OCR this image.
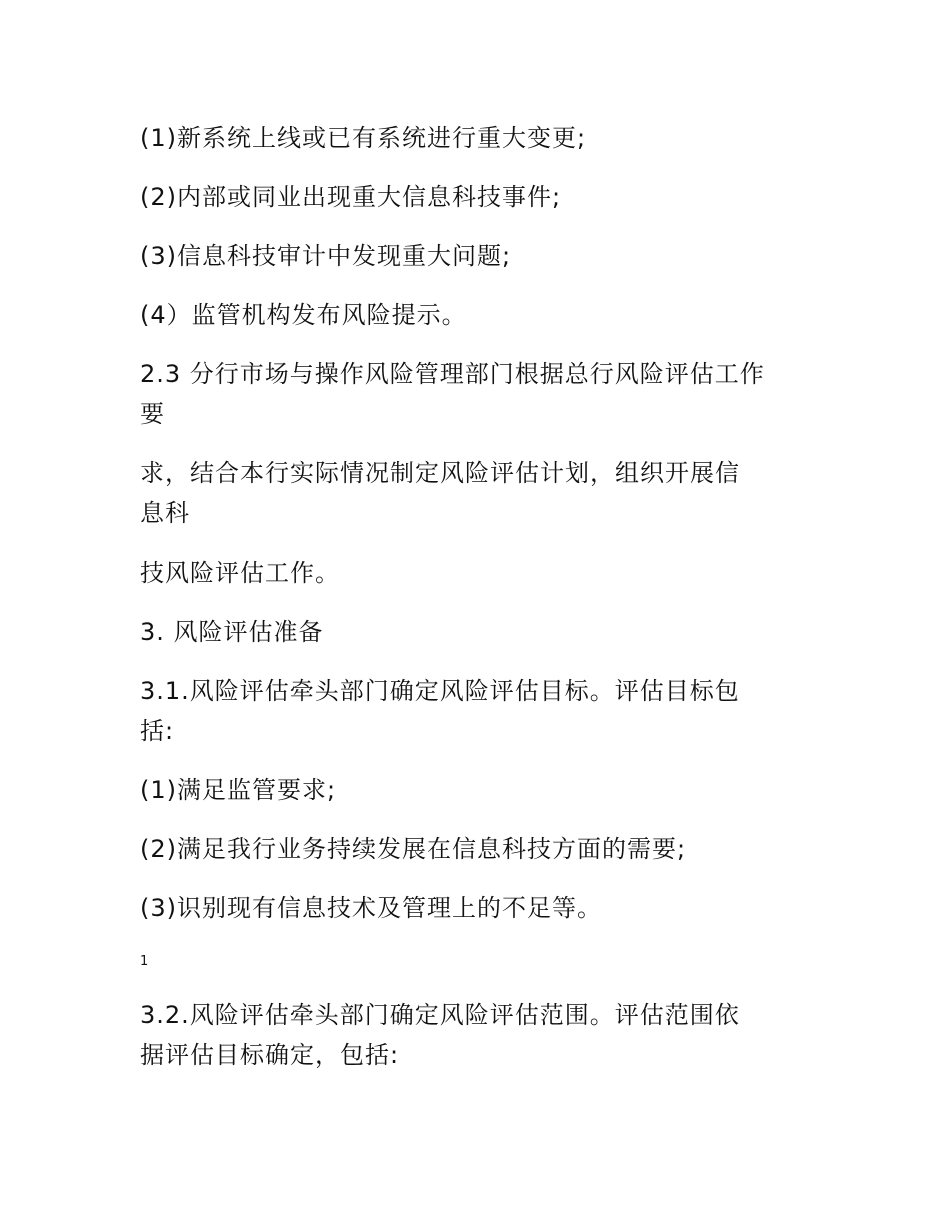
(1)新系统上线或已有系统进行重大变更;
(2)内部或同业出现重大信息科技事件;
(3)信息科技审计中发现重大问题;
(4）监管机构发布风险提示。
2.3 分行市场与操作风险管理部门根据总行风险评估工作
要
求，结合本行实际情况制定风险评估计划，组织开展信
息科
技风险评估工作。
3. 风险评估准备
3.1.风险评估牵头部门确定风险评估目标。评估目标包
括:
(1)满足监管要求;
(2)满足我行业务持续发展在信息科技方面的需要;
(3)识别现有信息技术及管理上的不足等。
1
3.2.风险评估牵头部门确定风险评估范围。评估范围依
据评估目标确定，包括:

Stated goal:
Transcribe the preceding listing in its entirety and with exact wording, leaving out pictures.

Reply:
OCR this image.
(1)新系统上线或已有系统进行重大变更;
(2)内部或同业出现重大信息科技事件;
(3)信息科技审计中发现重大问题;
(4）监管机构发布风险提示。
2.3 分行市场与操作风险管理部门根据总行风险评估工作
要
求，结合本行实际情况制定风险评估计划，组织开展信
息科
技风险评估工作。
3. 风险评估准备
3.1.风险评估牵头部门确定风险评估目标。评估目标包
括:
(1)满足监管要求;
(2)满足我行业务持续发展在信息科技方面的需要;
(3)识别现有信息技术及管理上的不足等。
1
3.2.风险评估牵头部门确定风险评估范围。评估范围依
据评估目标确定，包括:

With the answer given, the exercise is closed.